[BEGIN GIVEN DATA]
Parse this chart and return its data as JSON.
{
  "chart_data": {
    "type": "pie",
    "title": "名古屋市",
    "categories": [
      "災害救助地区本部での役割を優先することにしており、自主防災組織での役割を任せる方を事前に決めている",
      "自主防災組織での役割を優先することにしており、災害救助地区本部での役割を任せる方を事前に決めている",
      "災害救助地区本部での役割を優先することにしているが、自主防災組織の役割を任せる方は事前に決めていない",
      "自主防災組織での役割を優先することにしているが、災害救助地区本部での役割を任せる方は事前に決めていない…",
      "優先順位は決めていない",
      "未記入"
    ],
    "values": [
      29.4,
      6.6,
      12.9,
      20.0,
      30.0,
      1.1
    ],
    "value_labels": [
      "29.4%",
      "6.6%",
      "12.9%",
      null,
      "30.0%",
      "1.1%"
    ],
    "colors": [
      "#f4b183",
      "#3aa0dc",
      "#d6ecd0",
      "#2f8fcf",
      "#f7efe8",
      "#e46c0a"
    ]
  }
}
[END GIVEN DATA]
Copy the records above exactly.

Parse this chart and return its data as JSON.
{
  "chart_data": {
    "type": "pie",
    "title": "名古屋市",
    "categories": [
      "災害救助地区本部での役割を優先することにしており、自主防災組織での役割を任せる方を事前に決めている",
      "自主防災組織での役割を優先することにしており、災害救助地区本部での役割を任せる方を事前に決めている",
      "災害救助地区本部での役割を優先することにしているが、自主防災組織の役割を任せる方は事前に決めていない",
      "自主防災組織での役割を優先することにしているが、災害救助地区本部での役割を任せる方は事前に決めていない…",
      "優先順位は決めていない",
      "未記入"
    ],
    "values": [
      29.4,
      6.6,
      12.9,
      20.0,
      30.0,
      1.1
    ],
    "value_labels": [
      "29.4%",
      "6.6%",
      "12.9%",
      null,
      "30.0%",
      "1.1%"
    ],
    "colors": [
      "#f4b183",
      "#3aa0dc",
      "#d6ecd0",
      "#2f8fcf",
      "#f7efe8",
      "#e46c0a"
    ]
  }
}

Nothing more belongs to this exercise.